Your goal: From top to bottom, each entry below must be reproduced exactly.

(Beginning of Provided material)

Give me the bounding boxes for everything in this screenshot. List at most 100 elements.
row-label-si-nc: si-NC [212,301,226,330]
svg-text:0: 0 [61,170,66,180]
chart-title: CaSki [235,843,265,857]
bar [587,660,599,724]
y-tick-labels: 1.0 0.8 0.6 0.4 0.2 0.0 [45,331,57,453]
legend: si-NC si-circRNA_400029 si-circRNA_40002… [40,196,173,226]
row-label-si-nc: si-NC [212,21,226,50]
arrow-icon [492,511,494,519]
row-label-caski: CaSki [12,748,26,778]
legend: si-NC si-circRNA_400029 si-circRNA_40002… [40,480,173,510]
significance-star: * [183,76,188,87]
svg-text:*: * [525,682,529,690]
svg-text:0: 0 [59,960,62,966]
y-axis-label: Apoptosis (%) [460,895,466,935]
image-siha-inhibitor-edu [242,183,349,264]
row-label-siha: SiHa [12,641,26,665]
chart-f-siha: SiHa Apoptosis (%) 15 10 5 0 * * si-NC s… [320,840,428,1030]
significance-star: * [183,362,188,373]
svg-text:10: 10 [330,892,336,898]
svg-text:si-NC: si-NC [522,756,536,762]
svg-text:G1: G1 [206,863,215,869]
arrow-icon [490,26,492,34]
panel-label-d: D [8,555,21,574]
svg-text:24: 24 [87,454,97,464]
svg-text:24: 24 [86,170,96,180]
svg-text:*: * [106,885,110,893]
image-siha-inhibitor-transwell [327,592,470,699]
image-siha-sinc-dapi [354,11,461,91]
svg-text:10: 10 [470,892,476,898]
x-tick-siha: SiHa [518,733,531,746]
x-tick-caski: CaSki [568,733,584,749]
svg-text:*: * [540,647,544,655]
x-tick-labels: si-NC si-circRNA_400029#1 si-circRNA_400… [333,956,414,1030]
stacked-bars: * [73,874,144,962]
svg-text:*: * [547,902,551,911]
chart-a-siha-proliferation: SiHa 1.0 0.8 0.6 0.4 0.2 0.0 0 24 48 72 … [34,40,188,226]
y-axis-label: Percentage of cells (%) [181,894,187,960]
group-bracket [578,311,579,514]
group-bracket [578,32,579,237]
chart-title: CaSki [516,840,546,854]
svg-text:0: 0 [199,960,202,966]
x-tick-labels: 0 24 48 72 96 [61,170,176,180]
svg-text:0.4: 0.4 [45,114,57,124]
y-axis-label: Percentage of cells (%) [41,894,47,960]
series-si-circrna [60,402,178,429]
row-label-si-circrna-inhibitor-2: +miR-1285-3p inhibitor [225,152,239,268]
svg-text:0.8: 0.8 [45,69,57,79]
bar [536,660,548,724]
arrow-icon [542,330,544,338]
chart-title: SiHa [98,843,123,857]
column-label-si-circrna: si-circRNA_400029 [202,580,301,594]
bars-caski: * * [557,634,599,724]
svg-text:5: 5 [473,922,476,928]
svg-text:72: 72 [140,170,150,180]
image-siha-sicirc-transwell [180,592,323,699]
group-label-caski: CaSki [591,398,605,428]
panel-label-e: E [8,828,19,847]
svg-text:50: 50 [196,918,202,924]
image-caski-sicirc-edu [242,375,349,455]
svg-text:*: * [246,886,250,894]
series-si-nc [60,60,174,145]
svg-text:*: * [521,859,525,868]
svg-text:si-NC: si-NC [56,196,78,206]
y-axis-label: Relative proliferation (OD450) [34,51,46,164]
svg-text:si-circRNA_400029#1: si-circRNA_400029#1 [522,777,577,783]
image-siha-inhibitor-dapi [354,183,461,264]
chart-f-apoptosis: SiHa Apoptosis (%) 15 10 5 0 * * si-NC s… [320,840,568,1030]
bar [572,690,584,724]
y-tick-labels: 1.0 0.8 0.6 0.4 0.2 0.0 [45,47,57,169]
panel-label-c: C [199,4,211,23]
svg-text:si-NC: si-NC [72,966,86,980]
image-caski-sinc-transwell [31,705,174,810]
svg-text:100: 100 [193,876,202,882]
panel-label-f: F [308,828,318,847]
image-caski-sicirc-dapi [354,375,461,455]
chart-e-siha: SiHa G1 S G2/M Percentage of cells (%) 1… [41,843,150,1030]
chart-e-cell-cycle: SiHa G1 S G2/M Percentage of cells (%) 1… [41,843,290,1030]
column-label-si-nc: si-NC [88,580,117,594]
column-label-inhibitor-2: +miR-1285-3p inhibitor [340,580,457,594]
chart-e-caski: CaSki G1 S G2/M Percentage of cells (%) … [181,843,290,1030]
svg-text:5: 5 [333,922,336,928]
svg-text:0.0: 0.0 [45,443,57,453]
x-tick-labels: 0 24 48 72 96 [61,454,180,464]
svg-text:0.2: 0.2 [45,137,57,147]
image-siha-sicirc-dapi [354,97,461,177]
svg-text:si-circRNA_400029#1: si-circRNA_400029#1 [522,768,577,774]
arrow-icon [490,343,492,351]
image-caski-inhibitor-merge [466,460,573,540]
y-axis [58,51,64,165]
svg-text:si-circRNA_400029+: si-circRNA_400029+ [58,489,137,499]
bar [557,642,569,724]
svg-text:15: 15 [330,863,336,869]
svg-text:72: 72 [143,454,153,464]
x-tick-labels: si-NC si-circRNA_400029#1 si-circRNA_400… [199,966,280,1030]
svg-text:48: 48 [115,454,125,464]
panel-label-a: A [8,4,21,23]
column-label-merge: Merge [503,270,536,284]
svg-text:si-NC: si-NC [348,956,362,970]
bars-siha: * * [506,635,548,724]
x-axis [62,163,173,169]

(End of Provided material)

Solution to this problem:
Give me the bounding boxes for everything in this screenshot. List at most 100 elements.
row-label-si-nc: si-NC [212,301,226,330]
svg-text:0: 0 [61,170,66,180]
chart-title: CaSki [235,843,265,857]
bar [587,660,599,724]
y-tick-labels: 1.0 0.8 0.6 0.4 0.2 0.0 [45,331,57,453]
legend: si-NC si-circRNA_400029 si-circRNA_40002… [40,196,173,226]
row-label-si-nc: si-NC [212,21,226,50]
arrow-icon [492,511,494,519]
row-label-caski: CaSki [12,748,26,778]
legend: si-NC si-circRNA_400029 si-circRNA_40002… [40,480,173,510]
significance-star: * [183,76,188,87]
svg-text:*: * [525,682,529,690]
svg-text:0: 0 [59,960,62,966]
y-axis-label: Apoptosis (%) [460,895,466,935]
image-siha-inhibitor-edu [242,183,349,264]
row-label-siha: SiHa [12,641,26,665]
chart-f-siha: SiHa Apoptosis (%) 15 10 5 0 * * si-NC s… [320,840,428,1030]
significance-star: * [183,362,188,373]
svg-text:10: 10 [330,892,336,898]
svg-text:si-NC: si-NC [522,756,536,762]
svg-text:G1: G1 [206,863,215,869]
arrow-icon [490,26,492,34]
panel-label-d: D [8,555,21,574]
svg-text:24: 24 [87,454,97,464]
svg-text:24: 24 [86,170,96,180]
svg-text:*: * [106,885,110,893]
image-siha-inhibitor-transwell [327,592,470,699]
image-siha-sinc-dapi [354,11,461,91]
svg-text:10: 10 [470,892,476,898]
x-tick-siha: SiHa [518,733,531,746]
x-tick-caski: CaSki [568,733,584,749]
svg-text:*: * [540,647,544,655]
x-tick-labels: si-NC si-circRNA_400029#1 si-circRNA_400… [333,956,414,1030]
stacked-bars: * [73,874,144,962]
svg-text:*: * [547,902,551,911]
chart-a-siha-proliferation: SiHa 1.0 0.8 0.6 0.4 0.2 0.0 0 24 48 72 … [34,40,188,226]
y-axis-label: Percentage of cells (%) [181,894,187,960]
group-bracket [578,311,579,514]
group-bracket [578,32,579,237]
chart-title: CaSki [516,840,546,854]
svg-text:0: 0 [199,960,202,966]
x-tick-labels: 0 24 48 72 96 [61,170,176,180]
svg-text:0.4: 0.4 [45,114,57,124]
y-axis-label: Percentage of cells (%) [41,894,47,960]
series-si-circrna [60,402,178,429]
row-label-si-circrna-inhibitor-2: +miR-1285-3p inhibitor [225,152,239,268]
svg-text:0.8: 0.8 [45,69,57,79]
bar [536,660,548,724]
arrow-icon [542,330,544,338]
chart-title: SiHa [98,843,123,857]
column-label-si-circrna: si-circRNA_400029 [202,580,301,594]
bars-caski: * * [557,634,599,724]
svg-text:5: 5 [473,922,476,928]
svg-text:72: 72 [140,170,150,180]
image-siha-sicirc-transwell [180,592,323,699]
group-label-caski: CaSki [591,398,605,428]
panel-label-e: E [8,828,19,847]
svg-text:50: 50 [196,918,202,924]
image-caski-sicirc-edu [242,375,349,455]
svg-text:*: * [246,886,250,894]
series-si-nc [60,60,174,145]
svg-text:*: * [521,859,525,868]
svg-text:si-NC: si-NC [56,196,78,206]
y-axis-label: Relative proliferation (OD450) [34,51,46,164]
svg-text:si-circRNA_400029#1: si-circRNA_400029#1 [522,777,577,783]
image-siha-inhibitor-dapi [354,183,461,264]
chart-f-apoptosis: SiHa Apoptosis (%) 15 10 5 0 * * si-NC s… [320,840,568,1030]
bar [572,690,584,724]
y-tick-labels: 1.0 0.8 0.6 0.4 0.2 0.0 [45,47,57,169]
panel-label-c: C [199,4,211,23]
svg-text:si-NC: si-NC [72,966,86,980]
image-caski-sinc-transwell [31,705,174,810]
svg-text:100: 100 [193,876,202,882]
panel-label-f: F [308,828,318,847]
image-caski-sicirc-dapi [354,375,461,455]
chart-e-siha: SiHa G1 S G2/M Percentage of cells (%) 1… [41,843,150,1030]
chart-e-cell-cycle: SiHa G1 S G2/M Percentage of cells (%) 1… [41,843,290,1030]
column-label-si-nc: si-NC [88,580,117,594]
column-label-inhibitor-2: +miR-1285-3p inhibitor [340,580,457,594]
chart-e-caski: CaSki G1 S G2/M Percentage of cells (%) … [181,843,290,1030]
svg-text:5: 5 [333,922,336,928]
svg-text:0.0: 0.0 [45,443,57,453]
x-tick-labels: 0 24 48 72 96 [61,454,180,464]
svg-text:0.2: 0.2 [45,137,57,147]
image-siha-sicirc-dapi [354,97,461,177]
svg-text:si-circRNA_400029#1: si-circRNA_400029#1 [522,768,577,774]
arrow-icon [490,343,492,351]
image-caski-inhibitor-merge [466,460,573,540]
y-axis [58,51,64,165]
svg-text:si-circRNA_400029+: si-circRNA_400029+ [58,489,137,499]
bar [557,642,569,724]
svg-text:15: 15 [330,863,336,869]
svg-text:72: 72 [143,454,153,464]
x-tick-labels: si-NC si-circRNA_400029#1 si-circRNA_400… [199,966,280,1030]
svg-text:48: 48 [115,454,125,464]
panel-label-a: A [8,4,21,23]
column-label-merge: Merge [503,270,536,284]
svg-text:si-NC: si-NC [348,956,362,970]
bars-siha: * * [506,635,548,724]
x-axis [62,163,173,169]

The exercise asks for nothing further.